On a recent gorgeous spring Saturday, the Camp was nearly deserted, though perhaps that is not surprising for a center devoted to lovers of the outdoors. One clerk suggested that on this first rain-free weekend in a month, the clientele were voting for time in the mountains or near the ocean.

“We have done less than hoped but are seeing a steady increase in sales as the center gets better known in the region,” said Mead, who declined to give exact figures.

But Liburdi says disappointing sales and traffic cannot entirely be blamed on the center’s newness. “They promoted this as a cultural center, and it’s not,” he said. “It’s a business center.” The young people who show up in the evenings for drum circles, he says, don’t buy scuba gear. Still, he says it is a wonderful place, and he likes it. His customers travel from Las Vegas, Seattle and even New Hampshire. He says traffic will improve if tenants take care of their own advertising.

Both centers lack visibility, says Green, and the Camp has already seen some turnover, to be sure. Billabong, a seller of surf, skate and snowboard apparel, for instance, was originally in the space that Active 16 now occupies. But the Camp keeps its fans.

···

REQUIREMENT:
Reproduce the passage on the Camp word for word, in full. The rows have no connection to the passage on the Camp.

···

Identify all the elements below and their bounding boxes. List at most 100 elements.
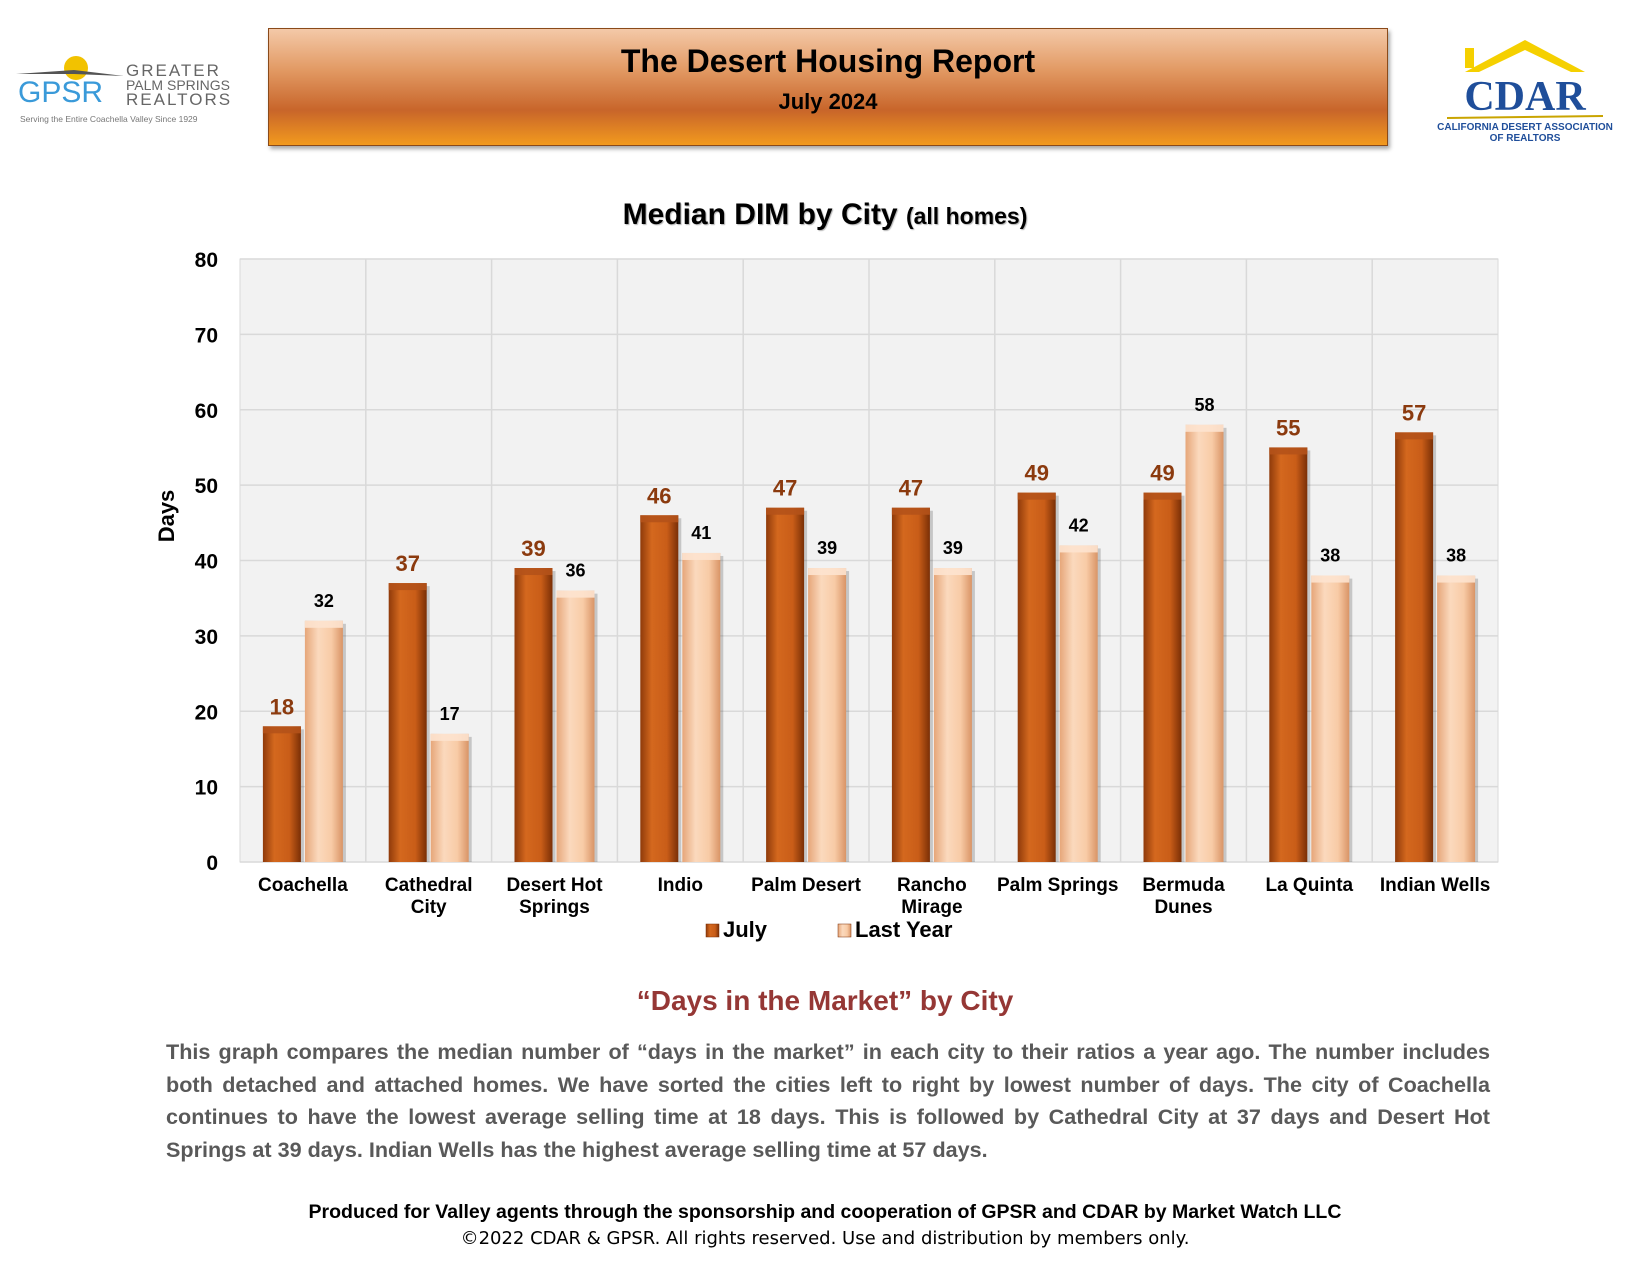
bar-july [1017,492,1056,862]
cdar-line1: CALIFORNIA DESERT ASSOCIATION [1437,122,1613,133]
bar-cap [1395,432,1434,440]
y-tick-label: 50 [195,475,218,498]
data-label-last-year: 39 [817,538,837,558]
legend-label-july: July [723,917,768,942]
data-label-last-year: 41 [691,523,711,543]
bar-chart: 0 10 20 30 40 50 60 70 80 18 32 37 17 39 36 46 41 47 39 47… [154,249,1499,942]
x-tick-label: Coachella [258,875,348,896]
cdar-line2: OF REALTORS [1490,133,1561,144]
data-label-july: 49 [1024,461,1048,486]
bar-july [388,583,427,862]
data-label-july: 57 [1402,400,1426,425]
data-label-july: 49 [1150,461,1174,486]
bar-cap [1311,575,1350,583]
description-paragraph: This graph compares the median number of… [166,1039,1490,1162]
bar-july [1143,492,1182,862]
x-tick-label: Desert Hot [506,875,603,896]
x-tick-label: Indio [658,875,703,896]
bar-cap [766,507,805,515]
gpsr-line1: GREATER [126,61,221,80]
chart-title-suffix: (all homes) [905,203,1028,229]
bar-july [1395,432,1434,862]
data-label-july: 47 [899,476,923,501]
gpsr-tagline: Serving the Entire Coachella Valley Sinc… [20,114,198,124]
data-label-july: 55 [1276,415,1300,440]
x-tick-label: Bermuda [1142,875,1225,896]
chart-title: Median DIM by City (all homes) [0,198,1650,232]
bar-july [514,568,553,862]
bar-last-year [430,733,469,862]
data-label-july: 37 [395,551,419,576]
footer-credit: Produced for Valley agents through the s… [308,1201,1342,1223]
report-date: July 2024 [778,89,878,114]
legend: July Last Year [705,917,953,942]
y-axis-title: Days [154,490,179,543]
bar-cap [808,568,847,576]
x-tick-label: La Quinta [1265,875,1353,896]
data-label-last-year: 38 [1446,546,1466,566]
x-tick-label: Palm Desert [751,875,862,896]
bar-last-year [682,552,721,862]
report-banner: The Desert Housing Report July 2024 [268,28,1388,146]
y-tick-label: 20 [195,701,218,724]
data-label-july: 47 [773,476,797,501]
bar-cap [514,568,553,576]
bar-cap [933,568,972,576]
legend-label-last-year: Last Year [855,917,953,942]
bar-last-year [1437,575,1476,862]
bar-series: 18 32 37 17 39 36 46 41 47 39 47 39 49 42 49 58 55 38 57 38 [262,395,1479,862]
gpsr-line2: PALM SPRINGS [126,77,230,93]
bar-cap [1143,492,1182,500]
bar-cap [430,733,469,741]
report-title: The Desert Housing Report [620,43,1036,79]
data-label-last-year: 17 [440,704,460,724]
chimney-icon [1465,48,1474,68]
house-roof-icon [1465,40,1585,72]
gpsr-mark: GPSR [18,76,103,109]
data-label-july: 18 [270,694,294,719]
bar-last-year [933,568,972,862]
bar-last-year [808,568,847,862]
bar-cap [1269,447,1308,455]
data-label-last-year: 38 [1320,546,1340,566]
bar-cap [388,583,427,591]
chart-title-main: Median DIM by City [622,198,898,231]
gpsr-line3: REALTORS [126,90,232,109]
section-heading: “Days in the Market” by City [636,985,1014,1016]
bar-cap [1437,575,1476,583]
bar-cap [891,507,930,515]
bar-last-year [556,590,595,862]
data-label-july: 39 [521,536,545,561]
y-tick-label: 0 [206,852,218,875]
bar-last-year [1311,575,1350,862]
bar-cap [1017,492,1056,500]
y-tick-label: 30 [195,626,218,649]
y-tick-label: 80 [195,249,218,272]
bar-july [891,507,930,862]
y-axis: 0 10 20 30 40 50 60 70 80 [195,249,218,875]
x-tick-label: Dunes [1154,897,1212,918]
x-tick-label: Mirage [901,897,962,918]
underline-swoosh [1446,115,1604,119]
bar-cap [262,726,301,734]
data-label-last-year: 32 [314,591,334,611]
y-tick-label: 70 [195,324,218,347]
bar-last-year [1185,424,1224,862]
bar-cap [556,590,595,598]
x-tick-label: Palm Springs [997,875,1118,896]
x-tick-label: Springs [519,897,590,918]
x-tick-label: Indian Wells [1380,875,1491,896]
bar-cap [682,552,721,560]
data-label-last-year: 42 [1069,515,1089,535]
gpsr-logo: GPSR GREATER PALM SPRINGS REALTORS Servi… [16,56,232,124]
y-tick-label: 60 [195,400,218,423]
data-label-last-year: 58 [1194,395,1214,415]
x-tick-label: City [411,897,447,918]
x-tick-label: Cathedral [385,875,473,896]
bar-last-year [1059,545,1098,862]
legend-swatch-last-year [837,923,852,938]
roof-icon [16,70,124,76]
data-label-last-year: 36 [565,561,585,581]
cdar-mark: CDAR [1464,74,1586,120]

···

WRITTEN SOLUTION:
On a recent gorgeous spring Saturday, the Camp was nearly deserted, though perhaps that is not surprising for a center devoted to lovers of the outdoors. One clerk suggested that on this first rain-free weekend in a month, the clientele were voting for time in the mountains or near the ocean.

“We have done less than hoped but are seeing a steady increase in sales as the center gets better known in the region,” said Mead, who declined to give exact figures.

But Liburdi says disappointing sales and traffic cannot entirely be blamed on the center’s newness. “They promoted this as a cultural center, and it’s not,” he said. “It’s a business center.” The young people who show up in the evenings for drum circles, he says, don’t buy scuba gear. Still, he says it is a wonderful place, and he likes it. His customers travel from Las Vegas, Seattle and even New Hampshire. He says traffic will improve if tenants take care of their own advertising.

Both centers lack visibility, says Green, and the Camp has already seen some turnover, to be sure. Billabong, a seller of surf, skate and snowboard apparel, for instance, was originally in the space that Active 16 now occupies. But the Camp keeps its fans.